Records for this exercise >>
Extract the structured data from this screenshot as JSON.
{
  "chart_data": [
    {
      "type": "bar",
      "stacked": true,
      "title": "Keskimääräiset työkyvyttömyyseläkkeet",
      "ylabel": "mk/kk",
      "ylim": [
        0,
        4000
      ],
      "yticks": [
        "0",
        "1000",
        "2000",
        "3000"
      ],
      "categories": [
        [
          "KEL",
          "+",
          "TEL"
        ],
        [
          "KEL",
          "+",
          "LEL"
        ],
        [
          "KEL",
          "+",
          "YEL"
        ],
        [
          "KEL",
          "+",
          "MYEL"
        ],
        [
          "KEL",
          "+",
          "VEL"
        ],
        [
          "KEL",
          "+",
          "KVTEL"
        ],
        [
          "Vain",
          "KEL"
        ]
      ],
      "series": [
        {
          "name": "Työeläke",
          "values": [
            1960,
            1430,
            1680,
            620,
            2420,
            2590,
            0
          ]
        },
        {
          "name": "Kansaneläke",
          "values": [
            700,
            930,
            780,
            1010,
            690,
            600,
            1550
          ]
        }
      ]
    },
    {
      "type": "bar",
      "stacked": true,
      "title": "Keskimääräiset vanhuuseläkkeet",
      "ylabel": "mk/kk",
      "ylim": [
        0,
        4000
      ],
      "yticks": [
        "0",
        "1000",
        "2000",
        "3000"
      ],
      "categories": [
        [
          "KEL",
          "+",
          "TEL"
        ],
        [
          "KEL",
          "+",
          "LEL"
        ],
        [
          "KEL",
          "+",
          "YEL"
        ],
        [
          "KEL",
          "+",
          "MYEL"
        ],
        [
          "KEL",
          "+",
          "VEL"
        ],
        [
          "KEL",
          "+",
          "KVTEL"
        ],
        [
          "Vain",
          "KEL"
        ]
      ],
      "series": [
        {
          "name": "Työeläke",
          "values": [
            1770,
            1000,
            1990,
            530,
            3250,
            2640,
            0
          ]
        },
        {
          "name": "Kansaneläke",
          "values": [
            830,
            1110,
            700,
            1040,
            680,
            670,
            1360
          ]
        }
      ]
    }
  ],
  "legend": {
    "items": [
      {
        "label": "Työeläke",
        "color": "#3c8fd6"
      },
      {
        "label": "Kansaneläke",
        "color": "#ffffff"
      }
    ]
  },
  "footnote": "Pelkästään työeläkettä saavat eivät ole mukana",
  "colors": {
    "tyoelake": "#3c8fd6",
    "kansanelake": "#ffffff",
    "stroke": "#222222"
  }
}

Description of the task >> Copy all lines from the listing that contain "Keskimääräiset".

Expected output >>
      "title": "Keskimääräiset työkyvyttömyyseläkkeet",
      "title": "Keskimääräiset vanhuuseläkkeet",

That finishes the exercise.